*Brief*. In the body image post below, when was the last photo in the group taken?

===== Page extract =====

I wasn’t starving much, at the time of this picture.  That’s me with my AAU basketball team, and we were competing in the AAU National Championship in Utah.  I had to eat to keep up with those ladies.  I was in pretty peak condition, playing two games a week and practicing all the time, but still.

I ate, and so I felt fat.

The Body Image Project has changed a lot about how I see myself.  I have broken my parts down, taken my body apart and examined it piece by piece, then put it back together.  It has been hard.

As I considered wrapping up this project, it made sense to me that the conclusion of the project should be something total.  A sum of the parts.  A final tribute to what I’ve worked for, to body acceptance in and of itself.

“I know, write a post about your body as a whole, and why you like it.”

And you know what?

My response was, “Oh yeah, good idea.”

…boy.  If I wasn’t sure before whether or not the project changed me, that solidified it.

I’ve changed.

To give you an example of how much I’ve changed, take a look at this group of photos.

progress

At the time of the last photo, July 2014, I felt fat.  I felt better, because I had worked hard to lose a bit of weight, and because the weight I lost was lost in the right way, but still.  I felt fat.

===== Stored data =====

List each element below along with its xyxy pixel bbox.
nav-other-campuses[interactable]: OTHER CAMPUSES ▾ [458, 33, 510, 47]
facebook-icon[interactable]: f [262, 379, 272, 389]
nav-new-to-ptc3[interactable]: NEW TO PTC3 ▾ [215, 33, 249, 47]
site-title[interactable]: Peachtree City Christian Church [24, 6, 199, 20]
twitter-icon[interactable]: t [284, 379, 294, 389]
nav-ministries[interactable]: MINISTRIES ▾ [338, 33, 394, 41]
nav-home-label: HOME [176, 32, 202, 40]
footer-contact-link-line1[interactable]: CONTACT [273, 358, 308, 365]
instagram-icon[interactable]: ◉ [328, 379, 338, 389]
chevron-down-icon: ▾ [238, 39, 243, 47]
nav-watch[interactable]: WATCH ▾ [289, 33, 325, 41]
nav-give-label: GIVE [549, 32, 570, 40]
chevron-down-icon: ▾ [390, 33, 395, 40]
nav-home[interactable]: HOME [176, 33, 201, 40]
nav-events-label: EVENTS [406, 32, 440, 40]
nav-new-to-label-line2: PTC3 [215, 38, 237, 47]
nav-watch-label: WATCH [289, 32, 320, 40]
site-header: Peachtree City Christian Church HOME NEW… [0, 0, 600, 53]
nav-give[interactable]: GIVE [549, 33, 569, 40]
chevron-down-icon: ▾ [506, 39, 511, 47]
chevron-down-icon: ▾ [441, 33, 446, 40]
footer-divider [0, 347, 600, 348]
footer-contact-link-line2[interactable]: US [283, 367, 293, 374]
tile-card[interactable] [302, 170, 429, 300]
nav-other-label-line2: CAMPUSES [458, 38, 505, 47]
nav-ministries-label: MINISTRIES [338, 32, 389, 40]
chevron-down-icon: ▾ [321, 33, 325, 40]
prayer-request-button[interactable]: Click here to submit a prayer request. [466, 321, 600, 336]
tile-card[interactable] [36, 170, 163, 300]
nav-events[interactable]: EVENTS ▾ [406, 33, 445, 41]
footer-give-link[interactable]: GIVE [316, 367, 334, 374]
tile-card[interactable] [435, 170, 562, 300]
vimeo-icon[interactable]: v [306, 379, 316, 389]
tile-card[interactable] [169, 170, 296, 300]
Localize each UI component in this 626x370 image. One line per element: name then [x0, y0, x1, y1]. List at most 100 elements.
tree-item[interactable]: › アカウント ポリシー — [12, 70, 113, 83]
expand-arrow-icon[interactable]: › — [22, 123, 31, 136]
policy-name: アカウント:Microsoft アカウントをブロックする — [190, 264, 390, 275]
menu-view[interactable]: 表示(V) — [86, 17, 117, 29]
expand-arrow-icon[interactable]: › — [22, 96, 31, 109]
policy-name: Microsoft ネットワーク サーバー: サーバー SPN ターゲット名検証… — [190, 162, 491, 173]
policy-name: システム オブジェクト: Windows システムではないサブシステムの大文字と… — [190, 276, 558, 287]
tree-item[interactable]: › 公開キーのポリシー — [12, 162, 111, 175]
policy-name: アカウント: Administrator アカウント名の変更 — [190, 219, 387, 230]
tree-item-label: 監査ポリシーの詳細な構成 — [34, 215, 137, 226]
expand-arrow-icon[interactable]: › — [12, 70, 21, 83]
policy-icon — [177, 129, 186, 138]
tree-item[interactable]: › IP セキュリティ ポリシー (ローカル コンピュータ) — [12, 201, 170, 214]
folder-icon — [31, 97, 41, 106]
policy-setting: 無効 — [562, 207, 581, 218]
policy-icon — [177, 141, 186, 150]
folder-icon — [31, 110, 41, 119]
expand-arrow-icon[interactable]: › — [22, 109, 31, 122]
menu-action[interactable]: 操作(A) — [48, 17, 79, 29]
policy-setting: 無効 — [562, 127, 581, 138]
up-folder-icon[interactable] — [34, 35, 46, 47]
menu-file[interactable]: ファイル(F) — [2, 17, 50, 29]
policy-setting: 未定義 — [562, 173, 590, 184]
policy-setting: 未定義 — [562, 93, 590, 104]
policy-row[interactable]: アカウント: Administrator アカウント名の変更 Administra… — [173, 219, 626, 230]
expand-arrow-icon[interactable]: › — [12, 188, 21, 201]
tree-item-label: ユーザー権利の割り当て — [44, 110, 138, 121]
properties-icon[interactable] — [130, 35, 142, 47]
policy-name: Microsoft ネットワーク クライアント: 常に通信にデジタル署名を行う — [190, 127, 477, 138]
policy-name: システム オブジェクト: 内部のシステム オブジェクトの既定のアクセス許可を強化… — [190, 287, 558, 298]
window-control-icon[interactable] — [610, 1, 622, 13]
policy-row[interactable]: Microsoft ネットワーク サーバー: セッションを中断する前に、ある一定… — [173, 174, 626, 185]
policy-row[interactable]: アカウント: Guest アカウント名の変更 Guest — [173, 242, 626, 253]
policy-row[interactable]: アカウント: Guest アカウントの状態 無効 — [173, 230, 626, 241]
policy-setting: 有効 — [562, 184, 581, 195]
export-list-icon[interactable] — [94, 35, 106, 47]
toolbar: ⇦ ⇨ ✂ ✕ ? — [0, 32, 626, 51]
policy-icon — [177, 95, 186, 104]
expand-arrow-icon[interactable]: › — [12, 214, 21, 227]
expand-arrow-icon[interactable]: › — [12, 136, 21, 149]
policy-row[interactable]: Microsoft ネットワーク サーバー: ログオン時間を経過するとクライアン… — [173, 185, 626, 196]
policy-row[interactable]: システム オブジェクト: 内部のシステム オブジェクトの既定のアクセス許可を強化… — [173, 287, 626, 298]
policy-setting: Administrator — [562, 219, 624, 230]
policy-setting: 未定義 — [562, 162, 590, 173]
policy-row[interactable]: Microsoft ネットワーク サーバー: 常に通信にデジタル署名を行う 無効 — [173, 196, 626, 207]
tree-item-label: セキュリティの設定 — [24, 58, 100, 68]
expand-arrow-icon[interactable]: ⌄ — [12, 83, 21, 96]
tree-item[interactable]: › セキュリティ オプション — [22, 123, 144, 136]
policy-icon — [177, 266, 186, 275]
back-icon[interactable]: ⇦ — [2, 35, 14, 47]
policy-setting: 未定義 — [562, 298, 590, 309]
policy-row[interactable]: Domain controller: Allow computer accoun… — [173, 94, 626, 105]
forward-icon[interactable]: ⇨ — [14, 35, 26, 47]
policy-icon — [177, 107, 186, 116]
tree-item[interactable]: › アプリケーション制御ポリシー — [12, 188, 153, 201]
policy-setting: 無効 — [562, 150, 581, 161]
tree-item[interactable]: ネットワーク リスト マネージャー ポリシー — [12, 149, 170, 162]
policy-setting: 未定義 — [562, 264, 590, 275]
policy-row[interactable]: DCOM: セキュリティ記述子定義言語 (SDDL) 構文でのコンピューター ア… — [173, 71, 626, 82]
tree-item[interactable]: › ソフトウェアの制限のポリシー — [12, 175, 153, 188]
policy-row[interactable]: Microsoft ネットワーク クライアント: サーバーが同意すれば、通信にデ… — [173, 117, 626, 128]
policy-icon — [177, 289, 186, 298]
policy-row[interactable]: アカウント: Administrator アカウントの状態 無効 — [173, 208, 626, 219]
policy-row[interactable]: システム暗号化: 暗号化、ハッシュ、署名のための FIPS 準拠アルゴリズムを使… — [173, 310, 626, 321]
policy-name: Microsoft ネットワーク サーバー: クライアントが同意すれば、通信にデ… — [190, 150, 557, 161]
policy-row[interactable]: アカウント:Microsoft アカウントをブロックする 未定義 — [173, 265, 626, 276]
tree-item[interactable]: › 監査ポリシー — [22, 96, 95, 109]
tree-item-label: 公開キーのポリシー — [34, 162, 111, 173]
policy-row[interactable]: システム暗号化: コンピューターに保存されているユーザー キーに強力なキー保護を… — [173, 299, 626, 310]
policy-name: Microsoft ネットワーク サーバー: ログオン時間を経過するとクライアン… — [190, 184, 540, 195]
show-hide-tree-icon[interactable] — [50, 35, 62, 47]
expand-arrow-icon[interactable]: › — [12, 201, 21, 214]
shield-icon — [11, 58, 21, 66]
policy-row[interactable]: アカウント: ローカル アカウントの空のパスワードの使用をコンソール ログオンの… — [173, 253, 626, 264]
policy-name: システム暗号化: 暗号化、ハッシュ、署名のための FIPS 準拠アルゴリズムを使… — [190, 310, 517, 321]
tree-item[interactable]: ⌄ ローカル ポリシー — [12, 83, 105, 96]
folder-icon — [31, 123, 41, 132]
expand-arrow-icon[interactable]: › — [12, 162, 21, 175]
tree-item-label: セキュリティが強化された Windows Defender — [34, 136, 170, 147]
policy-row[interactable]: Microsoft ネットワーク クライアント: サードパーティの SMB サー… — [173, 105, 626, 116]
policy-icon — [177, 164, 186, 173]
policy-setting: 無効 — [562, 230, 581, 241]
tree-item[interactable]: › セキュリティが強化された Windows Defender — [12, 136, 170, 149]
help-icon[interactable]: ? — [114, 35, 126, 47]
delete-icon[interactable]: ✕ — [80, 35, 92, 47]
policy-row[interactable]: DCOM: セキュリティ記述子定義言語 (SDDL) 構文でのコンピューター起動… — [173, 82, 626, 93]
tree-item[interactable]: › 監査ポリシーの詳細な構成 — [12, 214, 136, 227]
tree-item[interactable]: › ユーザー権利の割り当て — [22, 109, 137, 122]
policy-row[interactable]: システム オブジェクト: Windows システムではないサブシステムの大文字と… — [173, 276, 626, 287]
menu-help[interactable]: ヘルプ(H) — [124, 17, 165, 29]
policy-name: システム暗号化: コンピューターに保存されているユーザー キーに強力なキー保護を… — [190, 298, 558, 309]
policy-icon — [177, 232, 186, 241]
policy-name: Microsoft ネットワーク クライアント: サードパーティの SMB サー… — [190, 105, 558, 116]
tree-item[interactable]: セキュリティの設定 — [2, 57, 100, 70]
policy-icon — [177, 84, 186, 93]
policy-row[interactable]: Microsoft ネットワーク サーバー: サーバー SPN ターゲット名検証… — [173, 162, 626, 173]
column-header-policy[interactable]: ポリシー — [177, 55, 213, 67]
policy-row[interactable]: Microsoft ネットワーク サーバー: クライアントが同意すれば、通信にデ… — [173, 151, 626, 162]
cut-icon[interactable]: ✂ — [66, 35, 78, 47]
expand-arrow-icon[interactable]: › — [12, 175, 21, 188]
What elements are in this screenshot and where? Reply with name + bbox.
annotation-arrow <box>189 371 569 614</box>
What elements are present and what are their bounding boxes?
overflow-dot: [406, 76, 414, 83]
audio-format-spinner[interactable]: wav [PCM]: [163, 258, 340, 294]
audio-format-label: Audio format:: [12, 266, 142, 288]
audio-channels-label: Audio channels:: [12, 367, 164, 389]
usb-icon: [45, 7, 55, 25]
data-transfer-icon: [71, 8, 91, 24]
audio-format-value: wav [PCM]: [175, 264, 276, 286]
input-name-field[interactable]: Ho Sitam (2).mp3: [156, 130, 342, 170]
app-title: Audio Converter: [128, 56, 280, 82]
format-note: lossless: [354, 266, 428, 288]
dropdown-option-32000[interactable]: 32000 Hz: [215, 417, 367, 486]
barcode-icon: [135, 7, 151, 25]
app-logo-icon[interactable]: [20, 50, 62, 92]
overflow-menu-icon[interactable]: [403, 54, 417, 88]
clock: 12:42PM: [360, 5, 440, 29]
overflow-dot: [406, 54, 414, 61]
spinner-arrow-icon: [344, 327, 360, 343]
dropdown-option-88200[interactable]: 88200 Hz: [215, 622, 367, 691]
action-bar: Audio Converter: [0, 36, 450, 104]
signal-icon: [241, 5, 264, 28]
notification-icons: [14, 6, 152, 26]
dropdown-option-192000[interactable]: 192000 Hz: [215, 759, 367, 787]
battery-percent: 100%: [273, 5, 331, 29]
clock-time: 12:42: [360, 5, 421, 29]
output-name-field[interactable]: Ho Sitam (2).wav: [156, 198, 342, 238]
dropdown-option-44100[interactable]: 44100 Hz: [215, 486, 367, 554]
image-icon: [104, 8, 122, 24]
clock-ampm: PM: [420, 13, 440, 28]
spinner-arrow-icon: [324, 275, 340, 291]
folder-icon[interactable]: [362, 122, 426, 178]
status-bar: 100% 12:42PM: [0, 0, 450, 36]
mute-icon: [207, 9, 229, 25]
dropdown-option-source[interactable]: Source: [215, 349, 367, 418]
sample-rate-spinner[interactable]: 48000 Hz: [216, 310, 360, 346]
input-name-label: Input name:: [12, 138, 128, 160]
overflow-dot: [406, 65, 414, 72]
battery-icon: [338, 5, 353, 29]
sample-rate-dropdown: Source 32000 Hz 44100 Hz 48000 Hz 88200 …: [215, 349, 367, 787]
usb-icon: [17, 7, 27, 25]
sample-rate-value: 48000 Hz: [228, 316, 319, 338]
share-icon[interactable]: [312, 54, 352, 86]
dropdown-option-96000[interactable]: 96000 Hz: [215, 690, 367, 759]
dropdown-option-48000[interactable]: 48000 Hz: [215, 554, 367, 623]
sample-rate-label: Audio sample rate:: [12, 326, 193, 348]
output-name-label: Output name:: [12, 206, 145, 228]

=====

*Solution to the problem*. July 2014.